• _Instructions for the task_: Leave the pictures out. Return all other data exactly.

A run of records
┄┄┄┄┄┄┄┄┄┄┄┄┄┄┄┄┄┄┄┄

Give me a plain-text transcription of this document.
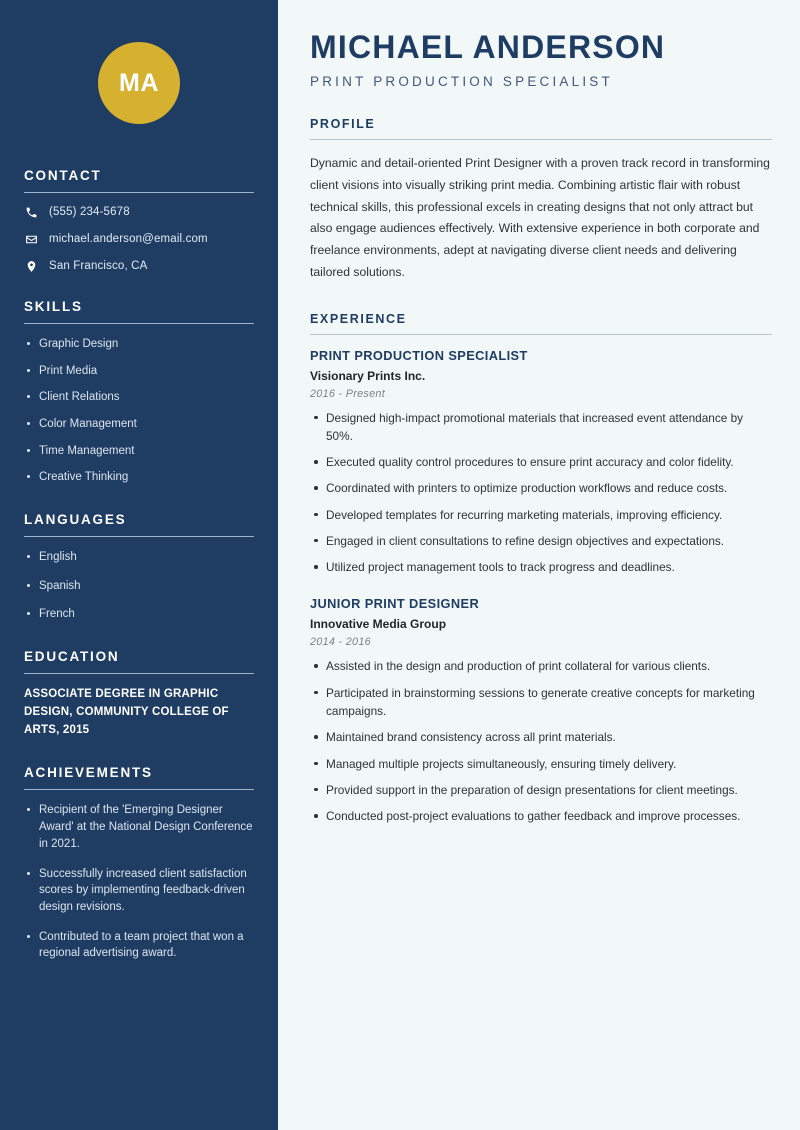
MA
CONTACT
(555) 234-5678
michael.anderson@email.com
San Francisco, CA
SKILLS
Graphic Design
Print Media
Client Relations
Color Management
Time Management
Creative Thinking
LANGUAGES
English
Spanish
French
EDUCATION
ASSOCIATE DEGREE IN GRAPHIC DESIGN, COMMUNITY COLLEGE OF ARTS, 2015
ACHIEVEMENTS
Recipient of the 'Emerging Designer Award' at the National Design Conference in 2021.
Successfully increased client satisfaction scores by implementing feedback-driven design revisions.
Contributed to a team project that won a regional advertising award.
MICHAEL ANDERSON
PRINT PRODUCTION SPECIALIST
PROFILE

Dynamic and detail-oriented Print Designer with a proven track record in transforming client visions into visually striking print media. Combining artistic flair with robust technical skills, this professional excels in creating designs that not only attract but also engage audiences effectively. With extensive experience in both corporate and freelance environments, adept at navigating diverse client needs and delivering tailored solutions.

EXPERIENCE
PRINT PRODUCTION SPECIALIST
Visionary Prints Inc.
2016 - Present
Designed high-impact promotional materials that increased event attendance by 50%.
Executed quality control procedures to ensure print accuracy and color fidelity.
Coordinated with printers to optimize production workflows and reduce costs.
Developed templates for recurring marketing materials, improving efficiency.
Engaged in client consultations to refine design objectives and expectations.
Utilized project management tools to track progress and deadlines.
JUNIOR PRINT DESIGNER
Innovative Media Group
2014 - 2016
Assisted in the design and production of print collateral for various clients.
Participated in brainstorming sessions to generate creative concepts for marketing campaigns.
Maintained brand consistency across all print materials.
Managed multiple projects simultaneously, ensuring timely delivery.
Provided support in the preparation of design presentations for client meetings.
Conducted post-project evaluations to gather feedback and improve processes.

┄┄┄┄┄┄┄┄┄┄┄┄┄┄┄┄┄┄┄┄

• _Complete answer_:
Give me a plain-text transcription of this document.
MA
CONTACT
(555) 234-5678
michael.anderson@email.com
San Francisco, CA
SKILLS
Graphic Design
Print Media
Client Relations
Color Management
Time Management
Creative Thinking
LANGUAGES
English
Spanish
French
EDUCATION
ASSOCIATE DEGREE IN GRAPHIC DESIGN, COMMUNITY COLLEGE OF ARTS, 2015
ACHIEVEMENTS
Recipient of the 'Emerging Designer Award' at the National Design Conference in 2021.
Successfully increased client satisfaction scores by implementing feedback-driven design revisions.
Contributed to a team project that won a regional advertising award.
MICHAEL ANDERSON
PRINT PRODUCTION SPECIALIST
PROFILE

Dynamic and detail-oriented Print Designer with a proven track record in transforming client visions into visually striking print media. Combining artistic flair with robust technical skills, this professional excels in creating designs that not only attract but also engage audiences effectively. With extensive experience in both corporate and freelance environments, adept at navigating diverse client needs and delivering tailored solutions.

EXPERIENCE
PRINT PRODUCTION SPECIALIST
Visionary Prints Inc.
2016 - Present
Designed high-impact promotional materials that increased event attendance by 50%.
Executed quality control procedures to ensure print accuracy and color fidelity.
Coordinated with printers to optimize production workflows and reduce costs.
Developed templates for recurring marketing materials, improving efficiency.
Engaged in client consultations to refine design objectives and expectations.
Utilized project management tools to track progress and deadlines.
JUNIOR PRINT DESIGNER
Innovative Media Group
2014 - 2016
Assisted in the design and production of print collateral for various clients.
Participated in brainstorming sessions to generate creative concepts for marketing campaigns.
Maintained brand consistency across all print materials.
Managed multiple projects simultaneously, ensuring timely delivery.
Provided support in the preparation of design presentations for client meetings.
Conducted post-project evaluations to gather feedback and improve processes.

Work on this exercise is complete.